> WORK TO BE COMPLETED
Make an exact copy of all the entries, with the pictures left out.

> Figure collection entries

##########

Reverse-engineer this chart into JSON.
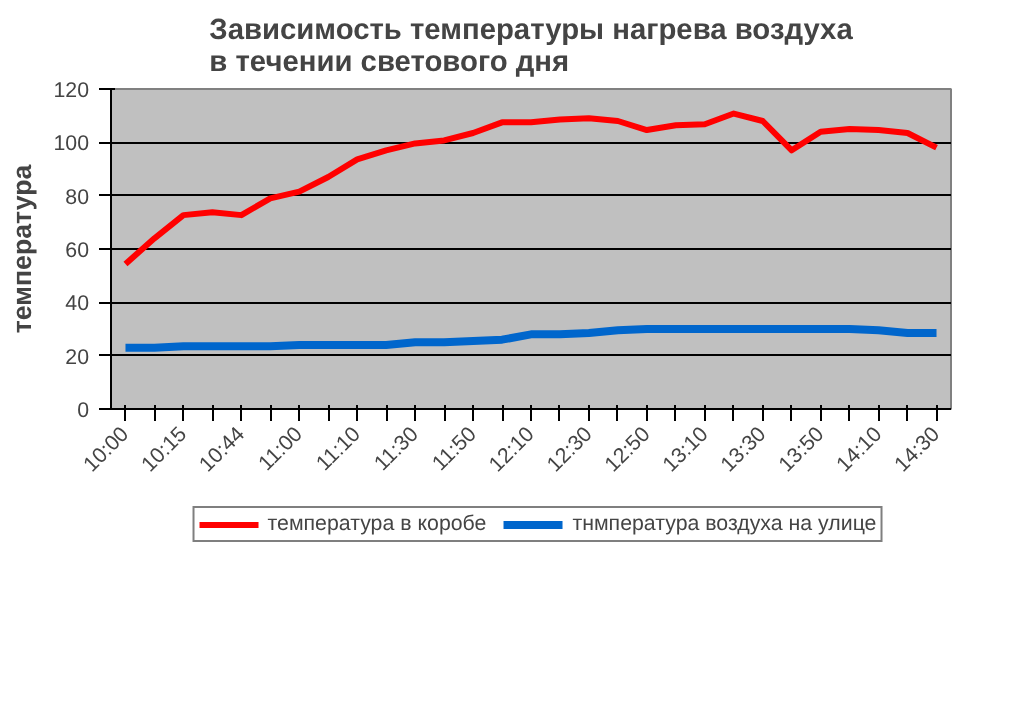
{
  "chart_data": {
    "type": "line",
    "title": "Зависимость температуры нагрева воздуха в течении светового дня",
    "ylabel": "температура",
    "categories": [
      "10:00",
      null,
      "10:15",
      null,
      "10:44",
      null,
      "11:00",
      null,
      "11:10",
      null,
      "11:30",
      null,
      "11:50",
      null,
      "12:10",
      null,
      "12:30",
      null,
      "12:50",
      null,
      "13:10",
      null,
      "13:30",
      null,
      "13:50",
      null,
      "14:10",
      null,
      "14:30"
    ],
    "series": [
      {
        "name": "температура в коробе",
        "color": "#ff0000",
        "values": [
          54.4,
          64,
          72.7,
          73.8,
          72.7,
          79,
          81.5,
          87,
          93.6,
          97,
          99.6,
          100.7,
          103.5,
          107.5,
          107.5,
          108.6,
          109,
          108,
          104.6,
          106.4,
          106.8,
          110.8,
          108,
          97,
          104,
          105,
          104.6,
          103.5,
          98
        ]
      },
      {
        "name": "тнмпература воздуха на улице",
        "color": "#0066cc",
        "values": [
          23,
          23,
          23.5,
          23.5,
          23.5,
          23.5,
          24,
          24,
          24,
          24,
          25,
          25,
          25.5,
          26,
          28,
          28,
          28.5,
          29.5,
          30,
          30,
          30,
          30,
          30,
          30,
          30,
          30,
          29.5,
          28.5,
          28.5
        ]
      }
    ],
    "ylim": [
      0,
      120
    ],
    "yticks": [
      0,
      20,
      40,
      60,
      80,
      100,
      120
    ],
    "grid": "y",
    "legend": "bottom"
  }
}
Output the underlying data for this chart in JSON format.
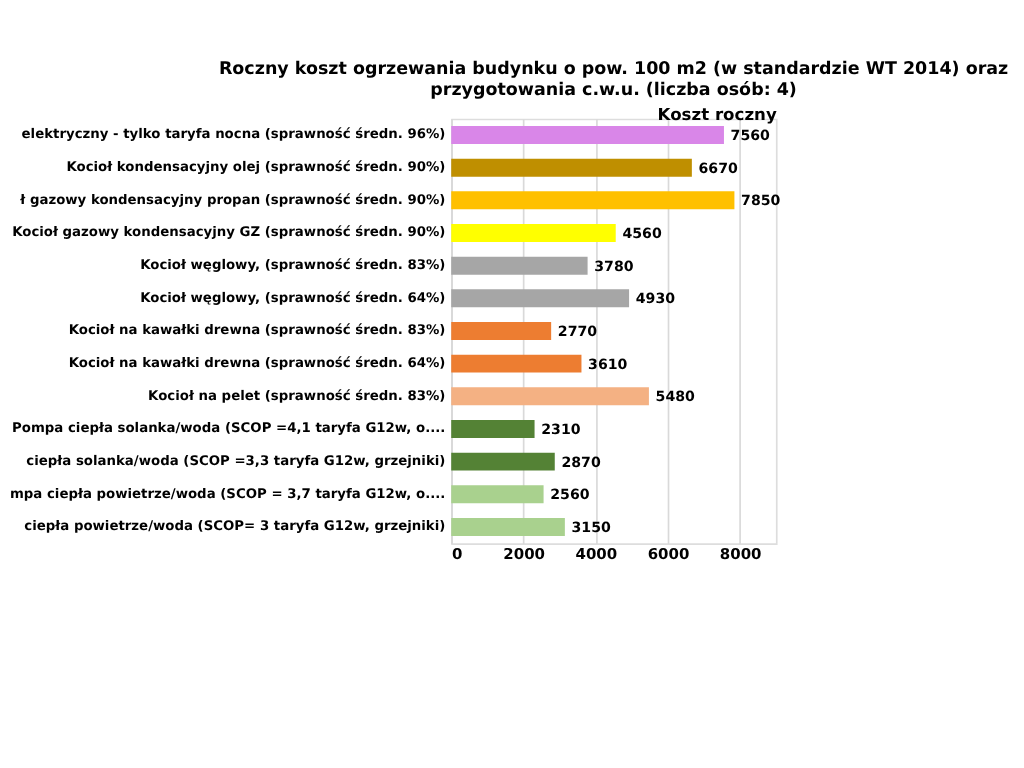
{
  "chart_data": {
    "type": "bar",
    "orientation": "horizontal",
    "title": "Roczny koszt  ogrzewania budynku o pow. 100 m2 (w standardzie  WT 2014) oraz\nprzygotowania  c.w.u. (liczba osób: 4)",
    "xlabel": "Koszt roczny",
    "categories": [
      "elektryczny - tylko taryfa nocna (sprawność średn. 96%)",
      "Kocioł  kondensacyjny olej (sprawność średn. 90%)",
      "ł gazowy kondensacyjny propan (sprawność średn. 90%)",
      "Kocioł gazowy kondensacyjny GZ (sprawność średn. 90%)",
      "Kocioł węglowy,  (sprawność średn. 83%)",
      "Kocioł węglowy,  (sprawność średn. 64%)",
      "Kocioł na kawałki drewna (sprawność średn. 83%)",
      "Kocioł na kawałki drewna (sprawność średn. 64%)",
      "Kocioł na pelet (sprawność średn. 83%)",
      "Pompa ciepła solanka/woda (SCOP =4,1 taryfa G12w, o....",
      "ciepła solanka/woda (SCOP =3,3 taryfa G12w, grzejniki)",
      "mpa ciepła powietrze/woda (SCOP = 3,7 taryfa G12w, o....",
      "ciepła powietrze/woda (SCOP= 3 taryfa G12w, grzejniki)"
    ],
    "values": [
      7560,
      6670,
      7850,
      4560,
      3780,
      4930,
      2770,
      3610,
      5480,
      2310,
      2870,
      2560,
      3150
    ],
    "colors": [
      "#d986e8",
      "#bf8f00",
      "#ffc000",
      "#ffff00",
      "#a6a6a6",
      "#a6a6a6",
      "#ed7d31",
      "#ed7d31",
      "#f4b183",
      "#548235",
      "#548235",
      "#a9d18e",
      "#a9d18e"
    ],
    "xlim": [
      0,
      9000
    ],
    "xticks": [
      0,
      2000,
      4000,
      6000,
      8000
    ],
    "data_labels": true,
    "grid": "x"
  }
}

##########

> WRITTEN SOLUTION
Reverse-engineer this chart into JSON.
{
  "chart_data": {
    "type": "line",
    "title": "Зависимость температуры нагрева воздуха в течении светового дня",
    "ylabel": "температура",
    "categories": [
      "10:00",
      null,
      "10:15",
      null,
      "10:44",
      null,
      "11:00",
      null,
      "11:10",
      null,
      "11:30",
      null,
      "11:50",
      null,
      "12:10",
      null,
      "12:30",
      null,
      "12:50",
      null,
      "13:10",
      null,
      "13:30",
      null,
      "13:50",
      null,
      "14:10",
      null,
      "14:30"
    ],
    "series": [
      {
        "name": "температура в коробе",
        "color": "#ff0000",
        "values": [
          54.4,
          64,
          72.7,
          73.8,
          72.7,
          79,
          81.5,
          87,
          93.6,
          97,
          99.6,
          100.7,
          103.5,
          107.5,
          107.5,
          108.6,
          109,
          108,
          104.6,
          106.4,
          106.8,
          110.8,
          108,
          97,
          104,
          105,
          104.6,
          103.5,
          98
        ]
      },
      {
        "name": "тнмпература воздуха на улице",
        "color": "#0066cc",
        "values": [
          23,
          23,
          23.5,
          23.5,
          23.5,
          23.5,
          24,
          24,
          24,
          24,
          25,
          25,
          25.5,
          26,
          28,
          28,
          28.5,
          29.5,
          30,
          30,
          30,
          30,
          30,
          30,
          30,
          30,
          29.5,
          28.5,
          28.5
        ]
      }
    ],
    "ylim": [
      0,
      120
    ],
    "yticks": [
      0,
      20,
      40,
      60,
      80,
      100,
      120
    ],
    "grid": "y",
    "legend": "bottom"
  }
}
Output the underlying data for this chart in JSON format.
{
  "chart_data": {
    "type": "bar",
    "orientation": "horizontal",
    "title": "Roczny koszt  ogrzewania budynku o pow. 100 m2 (w standardzie  WT 2014) oraz\nprzygotowania  c.w.u. (liczba osób: 4)",
    "xlabel": "Koszt roczny",
    "categories": [
      "elektryczny - tylko taryfa nocna (sprawność średn. 96%)",
      "Kocioł  kondensacyjny olej (sprawność średn. 90%)",
      "ł gazowy kondensacyjny propan (sprawność średn. 90%)",
      "Kocioł gazowy kondensacyjny GZ (sprawność średn. 90%)",
      "Kocioł węglowy,  (sprawność średn. 83%)",
      "Kocioł węglowy,  (sprawność średn. 64%)",
      "Kocioł na kawałki drewna (sprawność średn. 83%)",
      "Kocioł na kawałki drewna (sprawność średn. 64%)",
      "Kocioł na pelet (sprawność średn. 83%)",
      "Pompa ciepła solanka/woda (SCOP =4,1 taryfa G12w, o....",
      "ciepła solanka/woda (SCOP =3,3 taryfa G12w, grzejniki)",
      "mpa ciepła powietrze/woda (SCOP = 3,7 taryfa G12w, o....",
      "ciepła powietrze/woda (SCOP= 3 taryfa G12w, grzejniki)"
    ],
    "values": [
      7560,
      6670,
      7850,
      4560,
      3780,
      4930,
      2770,
      3610,
      5480,
      2310,
      2870,
      2560,
      3150
    ],
    "colors": [
      "#d986e8",
      "#bf8f00",
      "#ffc000",
      "#ffff00",
      "#a6a6a6",
      "#a6a6a6",
      "#ed7d31",
      "#ed7d31",
      "#f4b183",
      "#548235",
      "#548235",
      "#a9d18e",
      "#a9d18e"
    ],
    "xlim": [
      0,
      9000
    ],
    "xticks": [
      0,
      2000,
      4000,
      6000,
      8000
    ],
    "data_labels": true,
    "grid": "x"
  }
}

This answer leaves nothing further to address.